▸ **WHAT NEEDS TO BE DONE**
Set down each entry from the block beneath, exactly as written.

▸ **INFORMATION SHOWN**
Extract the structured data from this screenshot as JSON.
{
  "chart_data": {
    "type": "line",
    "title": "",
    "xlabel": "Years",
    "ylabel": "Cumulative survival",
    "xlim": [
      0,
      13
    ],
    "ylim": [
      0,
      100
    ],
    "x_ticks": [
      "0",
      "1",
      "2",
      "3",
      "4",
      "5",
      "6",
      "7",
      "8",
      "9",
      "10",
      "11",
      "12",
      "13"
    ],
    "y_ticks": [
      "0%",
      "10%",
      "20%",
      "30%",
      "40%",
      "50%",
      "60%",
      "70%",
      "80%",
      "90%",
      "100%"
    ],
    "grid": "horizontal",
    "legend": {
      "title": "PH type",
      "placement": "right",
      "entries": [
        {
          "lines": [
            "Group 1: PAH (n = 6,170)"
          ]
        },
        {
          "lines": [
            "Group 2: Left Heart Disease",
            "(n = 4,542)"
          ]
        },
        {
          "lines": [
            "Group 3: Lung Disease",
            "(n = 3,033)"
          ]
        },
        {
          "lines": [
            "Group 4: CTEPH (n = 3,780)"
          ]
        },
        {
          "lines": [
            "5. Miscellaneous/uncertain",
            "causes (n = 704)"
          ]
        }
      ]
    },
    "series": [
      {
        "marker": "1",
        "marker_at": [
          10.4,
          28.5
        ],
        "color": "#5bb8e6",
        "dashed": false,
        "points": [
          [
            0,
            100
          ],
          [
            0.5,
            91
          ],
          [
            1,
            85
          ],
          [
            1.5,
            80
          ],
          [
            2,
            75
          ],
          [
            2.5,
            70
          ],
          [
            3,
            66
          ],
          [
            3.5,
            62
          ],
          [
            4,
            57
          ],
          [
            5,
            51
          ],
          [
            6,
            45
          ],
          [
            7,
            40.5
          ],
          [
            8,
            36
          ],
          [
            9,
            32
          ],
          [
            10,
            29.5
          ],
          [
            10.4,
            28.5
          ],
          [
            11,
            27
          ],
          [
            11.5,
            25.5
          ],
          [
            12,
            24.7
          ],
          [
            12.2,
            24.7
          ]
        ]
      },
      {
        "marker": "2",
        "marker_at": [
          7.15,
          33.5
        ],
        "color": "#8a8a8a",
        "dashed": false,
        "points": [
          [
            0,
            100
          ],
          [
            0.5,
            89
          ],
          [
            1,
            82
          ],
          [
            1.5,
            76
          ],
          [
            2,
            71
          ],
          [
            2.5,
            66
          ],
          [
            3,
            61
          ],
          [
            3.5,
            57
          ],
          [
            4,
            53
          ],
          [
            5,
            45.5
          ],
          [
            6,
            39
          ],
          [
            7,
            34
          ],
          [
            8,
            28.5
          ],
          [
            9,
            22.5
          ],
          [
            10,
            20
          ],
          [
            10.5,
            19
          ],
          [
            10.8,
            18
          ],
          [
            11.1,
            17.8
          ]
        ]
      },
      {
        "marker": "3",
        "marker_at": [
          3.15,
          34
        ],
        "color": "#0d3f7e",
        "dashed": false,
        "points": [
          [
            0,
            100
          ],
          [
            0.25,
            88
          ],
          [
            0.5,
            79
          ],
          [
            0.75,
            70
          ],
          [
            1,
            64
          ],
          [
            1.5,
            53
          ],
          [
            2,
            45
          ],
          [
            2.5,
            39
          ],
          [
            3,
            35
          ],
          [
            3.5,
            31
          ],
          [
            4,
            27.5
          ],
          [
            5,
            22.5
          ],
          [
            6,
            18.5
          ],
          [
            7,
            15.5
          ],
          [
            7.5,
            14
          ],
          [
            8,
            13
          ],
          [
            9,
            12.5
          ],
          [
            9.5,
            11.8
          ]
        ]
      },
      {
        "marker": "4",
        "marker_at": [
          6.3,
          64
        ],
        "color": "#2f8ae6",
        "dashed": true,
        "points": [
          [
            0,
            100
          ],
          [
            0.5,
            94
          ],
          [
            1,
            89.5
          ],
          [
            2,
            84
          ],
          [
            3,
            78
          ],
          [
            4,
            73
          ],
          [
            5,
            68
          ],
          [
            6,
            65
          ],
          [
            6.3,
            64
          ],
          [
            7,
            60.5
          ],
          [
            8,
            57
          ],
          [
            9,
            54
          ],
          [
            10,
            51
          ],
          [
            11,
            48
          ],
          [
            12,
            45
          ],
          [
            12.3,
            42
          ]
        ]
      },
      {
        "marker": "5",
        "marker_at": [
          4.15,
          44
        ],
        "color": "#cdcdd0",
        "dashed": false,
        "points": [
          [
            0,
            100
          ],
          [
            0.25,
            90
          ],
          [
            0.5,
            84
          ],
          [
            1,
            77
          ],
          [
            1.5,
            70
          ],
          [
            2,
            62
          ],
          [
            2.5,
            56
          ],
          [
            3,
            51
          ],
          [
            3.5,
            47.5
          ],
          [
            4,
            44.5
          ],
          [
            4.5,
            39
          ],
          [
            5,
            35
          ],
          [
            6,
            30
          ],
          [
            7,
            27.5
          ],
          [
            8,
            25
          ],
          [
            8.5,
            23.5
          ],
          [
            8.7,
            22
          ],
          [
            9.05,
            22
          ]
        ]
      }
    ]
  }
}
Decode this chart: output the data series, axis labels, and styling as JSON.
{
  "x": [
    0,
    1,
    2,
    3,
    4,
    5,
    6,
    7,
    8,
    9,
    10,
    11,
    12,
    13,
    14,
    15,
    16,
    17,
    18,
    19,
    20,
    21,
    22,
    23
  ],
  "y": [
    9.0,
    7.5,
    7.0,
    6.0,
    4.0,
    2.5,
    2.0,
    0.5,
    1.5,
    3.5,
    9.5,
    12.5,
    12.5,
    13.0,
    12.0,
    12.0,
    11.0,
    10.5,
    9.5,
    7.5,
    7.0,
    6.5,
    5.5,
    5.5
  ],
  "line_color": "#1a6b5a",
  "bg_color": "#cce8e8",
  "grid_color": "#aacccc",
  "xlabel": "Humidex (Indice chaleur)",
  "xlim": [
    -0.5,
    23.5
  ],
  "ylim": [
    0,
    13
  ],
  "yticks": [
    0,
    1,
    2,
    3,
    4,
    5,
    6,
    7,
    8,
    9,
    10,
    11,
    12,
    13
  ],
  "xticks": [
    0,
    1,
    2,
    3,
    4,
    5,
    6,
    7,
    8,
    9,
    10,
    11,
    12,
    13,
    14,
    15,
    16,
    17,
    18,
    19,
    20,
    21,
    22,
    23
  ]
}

▸ **RESULT OF THIS EXERCISE**
Extract the structured data from this screenshot as JSON.
{
  "chart_data": {
    "type": "line",
    "title": "",
    "xlabel": "Years",
    "ylabel": "Cumulative survival",
    "xlim": [
      0,
      13
    ],
    "ylim": [
      0,
      100
    ],
    "x_ticks": [
      "0",
      "1",
      "2",
      "3",
      "4",
      "5",
      "6",
      "7",
      "8",
      "9",
      "10",
      "11",
      "12",
      "13"
    ],
    "y_ticks": [
      "0%",
      "10%",
      "20%",
      "30%",
      "40%",
      "50%",
      "60%",
      "70%",
      "80%",
      "90%",
      "100%"
    ],
    "grid": "horizontal",
    "legend": {
      "title": "PH type",
      "placement": "right",
      "entries": [
        {
          "lines": [
            "Group 1: PAH (n = 6,170)"
          ]
        },
        {
          "lines": [
            "Group 2: Left Heart Disease",
            "(n = 4,542)"
          ]
        },
        {
          "lines": [
            "Group 3: Lung Disease",
            "(n = 3,033)"
          ]
        },
        {
          "lines": [
            "Group 4: CTEPH (n = 3,780)"
          ]
        },
        {
          "lines": [
            "5. Miscellaneous/uncertain",
            "causes (n = 704)"
          ]
        }
      ]
    },
    "series": [
      {
        "marker": "1",
        "marker_at": [
          10.4,
          28.5
        ],
        "color": "#5bb8e6",
        "dashed": false,
        "points": [
          [
            0,
            100
          ],
          [
            0.5,
            91
          ],
          [
            1,
            85
          ],
          [
            1.5,
            80
          ],
          [
            2,
            75
          ],
          [
            2.5,
            70
          ],
          [
            3,
            66
          ],
          [
            3.5,
            62
          ],
          [
            4,
            57
          ],
          [
            5,
            51
          ],
          [
            6,
            45
          ],
          [
            7,
            40.5
          ],
          [
            8,
            36
          ],
          [
            9,
            32
          ],
          [
            10,
            29.5
          ],
          [
            10.4,
            28.5
          ],
          [
            11,
            27
          ],
          [
            11.5,
            25.5
          ],
          [
            12,
            24.7
          ],
          [
            12.2,
            24.7
          ]
        ]
      },
      {
        "marker": "2",
        "marker_at": [
          7.15,
          33.5
        ],
        "color": "#8a8a8a",
        "dashed": false,
        "points": [
          [
            0,
            100
          ],
          [
            0.5,
            89
          ],
          [
            1,
            82
          ],
          [
            1.5,
            76
          ],
          [
            2,
            71
          ],
          [
            2.5,
            66
          ],
          [
            3,
            61
          ],
          [
            3.5,
            57
          ],
          [
            4,
            53
          ],
          [
            5,
            45.5
          ],
          [
            6,
            39
          ],
          [
            7,
            34
          ],
          [
            8,
            28.5
          ],
          [
            9,
            22.5
          ],
          [
            10,
            20
          ],
          [
            10.5,
            19
          ],
          [
            10.8,
            18
          ],
          [
            11.1,
            17.8
          ]
        ]
      },
      {
        "marker": "3",
        "marker_at": [
          3.15,
          34
        ],
        "color": "#0d3f7e",
        "dashed": false,
        "points": [
          [
            0,
            100
          ],
          [
            0.25,
            88
          ],
          [
            0.5,
            79
          ],
          [
            0.75,
            70
          ],
          [
            1,
            64
          ],
          [
            1.5,
            53
          ],
          [
            2,
            45
          ],
          [
            2.5,
            39
          ],
          [
            3,
            35
          ],
          [
            3.5,
            31
          ],
          [
            4,
            27.5
          ],
          [
            5,
            22.5
          ],
          [
            6,
            18.5
          ],
          [
            7,
            15.5
          ],
          [
            7.5,
            14
          ],
          [
            8,
            13
          ],
          [
            9,
            12.5
          ],
          [
            9.5,
            11.8
          ]
        ]
      },
      {
        "marker": "4",
        "marker_at": [
          6.3,
          64
        ],
        "color": "#2f8ae6",
        "dashed": true,
        "points": [
          [
            0,
            100
          ],
          [
            0.5,
            94
          ],
          [
            1,
            89.5
          ],
          [
            2,
            84
          ],
          [
            3,
            78
          ],
          [
            4,
            73
          ],
          [
            5,
            68
          ],
          [
            6,
            65
          ],
          [
            6.3,
            64
          ],
          [
            7,
            60.5
          ],
          [
            8,
            57
          ],
          [
            9,
            54
          ],
          [
            10,
            51
          ],
          [
            11,
            48
          ],
          [
            12,
            45
          ],
          [
            12.3,
            42
          ]
        ]
      },
      {
        "marker": "5",
        "marker_at": [
          4.15,
          44
        ],
        "color": "#cdcdd0",
        "dashed": false,
        "points": [
          [
            0,
            100
          ],
          [
            0.25,
            90
          ],
          [
            0.5,
            84
          ],
          [
            1,
            77
          ],
          [
            1.5,
            70
          ],
          [
            2,
            62
          ],
          [
            2.5,
            56
          ],
          [
            3,
            51
          ],
          [
            3.5,
            47.5
          ],
          [
            4,
            44.5
          ],
          [
            4.5,
            39
          ],
          [
            5,
            35
          ],
          [
            6,
            30
          ],
          [
            7,
            27.5
          ],
          [
            8,
            25
          ],
          [
            8.5,
            23.5
          ],
          [
            8.7,
            22
          ],
          [
            9.05,
            22
          ]
        ]
      }
    ]
  }
}
Decode this chart: output the data series, axis labels, and styling as JSON.
{
  "x": [
    0,
    1,
    2,
    3,
    4,
    5,
    6,
    7,
    8,
    9,
    10,
    11,
    12,
    13,
    14,
    15,
    16,
    17,
    18,
    19,
    20,
    21,
    22,
    23
  ],
  "y": [
    9.0,
    7.5,
    7.0,
    6.0,
    4.0,
    2.5,
    2.0,
    0.5,
    1.5,
    3.5,
    9.5,
    12.5,
    12.5,
    13.0,
    12.0,
    12.0,
    11.0,
    10.5,
    9.5,
    7.5,
    7.0,
    6.5,
    5.5,
    5.5
  ],
  "line_color": "#1a6b5a",
  "bg_color": "#cce8e8",
  "grid_color": "#aacccc",
  "xlabel": "Humidex (Indice chaleur)",
  "xlim": [
    -0.5,
    23.5
  ],
  "ylim": [
    0,
    13
  ],
  "yticks": [
    0,
    1,
    2,
    3,
    4,
    5,
    6,
    7,
    8,
    9,
    10,
    11,
    12,
    13
  ],
  "xticks": [
    0,
    1,
    2,
    3,
    4,
    5,
    6,
    7,
    8,
    9,
    10,
    11,
    12,
    13,
    14,
    15,
    16,
    17,
    18,
    19,
    20,
    21,
    22,
    23
  ]
}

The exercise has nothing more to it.